[Dataset listings of figures]
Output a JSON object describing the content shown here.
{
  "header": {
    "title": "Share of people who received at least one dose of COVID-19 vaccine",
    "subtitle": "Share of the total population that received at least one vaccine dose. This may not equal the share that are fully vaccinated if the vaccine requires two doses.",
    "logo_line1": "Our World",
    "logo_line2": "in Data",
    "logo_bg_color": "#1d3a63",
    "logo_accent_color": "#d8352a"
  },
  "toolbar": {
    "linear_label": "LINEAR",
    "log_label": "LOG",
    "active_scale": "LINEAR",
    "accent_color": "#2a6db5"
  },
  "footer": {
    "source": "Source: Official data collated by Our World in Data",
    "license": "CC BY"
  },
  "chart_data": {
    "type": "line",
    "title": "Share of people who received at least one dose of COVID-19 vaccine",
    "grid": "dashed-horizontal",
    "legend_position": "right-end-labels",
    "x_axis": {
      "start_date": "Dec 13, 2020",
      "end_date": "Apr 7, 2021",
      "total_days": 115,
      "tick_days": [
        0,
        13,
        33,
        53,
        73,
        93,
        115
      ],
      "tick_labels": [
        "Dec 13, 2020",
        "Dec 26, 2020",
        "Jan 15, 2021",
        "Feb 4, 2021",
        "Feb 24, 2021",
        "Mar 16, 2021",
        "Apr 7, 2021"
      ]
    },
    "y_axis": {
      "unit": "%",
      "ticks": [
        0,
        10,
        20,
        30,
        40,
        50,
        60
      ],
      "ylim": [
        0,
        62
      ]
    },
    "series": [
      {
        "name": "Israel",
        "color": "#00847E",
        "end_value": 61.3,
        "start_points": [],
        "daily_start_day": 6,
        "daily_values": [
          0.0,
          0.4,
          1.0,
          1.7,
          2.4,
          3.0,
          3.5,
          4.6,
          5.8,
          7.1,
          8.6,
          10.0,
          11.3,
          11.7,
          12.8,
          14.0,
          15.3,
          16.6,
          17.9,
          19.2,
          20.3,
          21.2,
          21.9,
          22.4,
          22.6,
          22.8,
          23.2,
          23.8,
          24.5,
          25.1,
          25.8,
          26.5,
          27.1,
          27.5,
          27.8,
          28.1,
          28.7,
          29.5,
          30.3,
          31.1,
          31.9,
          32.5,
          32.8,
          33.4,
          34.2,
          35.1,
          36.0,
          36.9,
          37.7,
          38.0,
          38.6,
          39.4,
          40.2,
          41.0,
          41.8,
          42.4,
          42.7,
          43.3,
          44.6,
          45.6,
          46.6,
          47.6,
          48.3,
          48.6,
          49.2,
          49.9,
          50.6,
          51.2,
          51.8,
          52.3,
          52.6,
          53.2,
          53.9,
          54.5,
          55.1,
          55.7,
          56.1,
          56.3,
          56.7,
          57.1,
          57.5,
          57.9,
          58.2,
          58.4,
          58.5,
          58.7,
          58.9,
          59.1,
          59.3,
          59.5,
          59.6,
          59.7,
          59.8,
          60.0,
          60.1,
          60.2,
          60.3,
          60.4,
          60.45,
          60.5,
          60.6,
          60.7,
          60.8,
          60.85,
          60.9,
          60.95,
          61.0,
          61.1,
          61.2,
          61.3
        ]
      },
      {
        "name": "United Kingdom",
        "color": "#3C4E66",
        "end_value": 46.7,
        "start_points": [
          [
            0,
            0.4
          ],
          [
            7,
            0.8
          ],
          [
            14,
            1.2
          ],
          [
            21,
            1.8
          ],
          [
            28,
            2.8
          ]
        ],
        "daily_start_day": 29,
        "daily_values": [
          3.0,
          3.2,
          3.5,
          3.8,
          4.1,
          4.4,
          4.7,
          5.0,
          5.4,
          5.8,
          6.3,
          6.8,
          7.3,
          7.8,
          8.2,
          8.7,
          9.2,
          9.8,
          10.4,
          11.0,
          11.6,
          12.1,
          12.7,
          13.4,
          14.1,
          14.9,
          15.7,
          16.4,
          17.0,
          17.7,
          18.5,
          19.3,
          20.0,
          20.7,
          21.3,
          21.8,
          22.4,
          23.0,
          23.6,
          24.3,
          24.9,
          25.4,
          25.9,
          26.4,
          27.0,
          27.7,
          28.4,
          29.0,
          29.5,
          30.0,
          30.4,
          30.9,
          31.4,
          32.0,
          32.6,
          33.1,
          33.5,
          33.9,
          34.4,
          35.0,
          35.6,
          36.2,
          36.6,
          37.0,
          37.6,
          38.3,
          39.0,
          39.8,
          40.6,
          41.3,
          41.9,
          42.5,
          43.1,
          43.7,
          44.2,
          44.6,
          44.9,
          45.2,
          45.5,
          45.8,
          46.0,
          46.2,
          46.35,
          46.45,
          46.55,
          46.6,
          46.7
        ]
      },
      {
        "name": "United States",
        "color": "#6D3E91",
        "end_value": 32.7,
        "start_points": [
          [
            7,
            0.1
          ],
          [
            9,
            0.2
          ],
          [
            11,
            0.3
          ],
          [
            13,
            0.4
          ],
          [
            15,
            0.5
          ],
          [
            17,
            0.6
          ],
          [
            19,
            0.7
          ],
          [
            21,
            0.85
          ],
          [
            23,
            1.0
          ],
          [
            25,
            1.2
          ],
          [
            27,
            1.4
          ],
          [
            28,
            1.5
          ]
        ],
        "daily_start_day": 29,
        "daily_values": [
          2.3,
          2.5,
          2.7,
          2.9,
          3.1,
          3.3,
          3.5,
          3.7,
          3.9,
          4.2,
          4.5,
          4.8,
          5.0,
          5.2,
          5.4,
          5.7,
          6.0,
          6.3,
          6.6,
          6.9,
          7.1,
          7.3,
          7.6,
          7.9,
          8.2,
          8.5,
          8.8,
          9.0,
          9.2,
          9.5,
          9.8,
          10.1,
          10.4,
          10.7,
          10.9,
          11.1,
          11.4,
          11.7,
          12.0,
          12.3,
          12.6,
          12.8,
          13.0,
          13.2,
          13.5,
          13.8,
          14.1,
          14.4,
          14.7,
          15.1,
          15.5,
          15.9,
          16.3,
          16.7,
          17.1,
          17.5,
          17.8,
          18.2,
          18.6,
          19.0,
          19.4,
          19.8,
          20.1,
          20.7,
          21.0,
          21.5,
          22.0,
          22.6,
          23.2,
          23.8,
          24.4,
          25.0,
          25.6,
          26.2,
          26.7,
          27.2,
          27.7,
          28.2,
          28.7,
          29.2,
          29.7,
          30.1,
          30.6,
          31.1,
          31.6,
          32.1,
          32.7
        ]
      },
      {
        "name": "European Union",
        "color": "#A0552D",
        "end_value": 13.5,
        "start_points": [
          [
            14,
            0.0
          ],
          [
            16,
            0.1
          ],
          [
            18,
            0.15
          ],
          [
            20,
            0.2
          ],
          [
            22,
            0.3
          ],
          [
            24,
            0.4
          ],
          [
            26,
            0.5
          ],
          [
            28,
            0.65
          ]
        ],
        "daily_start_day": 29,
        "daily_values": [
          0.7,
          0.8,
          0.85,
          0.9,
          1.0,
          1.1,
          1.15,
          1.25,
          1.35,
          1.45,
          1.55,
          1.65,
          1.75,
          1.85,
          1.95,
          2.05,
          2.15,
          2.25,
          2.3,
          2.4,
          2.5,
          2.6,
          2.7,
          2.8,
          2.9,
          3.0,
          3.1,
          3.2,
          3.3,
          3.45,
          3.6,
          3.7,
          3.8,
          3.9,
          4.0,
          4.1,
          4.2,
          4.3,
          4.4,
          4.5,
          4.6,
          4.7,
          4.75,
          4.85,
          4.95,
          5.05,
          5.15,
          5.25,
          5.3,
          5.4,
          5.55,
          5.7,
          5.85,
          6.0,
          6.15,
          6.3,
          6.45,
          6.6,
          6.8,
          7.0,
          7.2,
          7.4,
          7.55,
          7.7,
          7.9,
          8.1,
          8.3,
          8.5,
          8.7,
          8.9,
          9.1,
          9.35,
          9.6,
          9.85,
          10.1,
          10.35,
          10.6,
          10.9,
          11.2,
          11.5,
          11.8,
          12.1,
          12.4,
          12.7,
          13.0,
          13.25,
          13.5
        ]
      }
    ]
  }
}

**EXERCISE TASK**
Your answer should be a single number: how many lines in the data above include "name"?

**WRITTEN SOLUTION**
4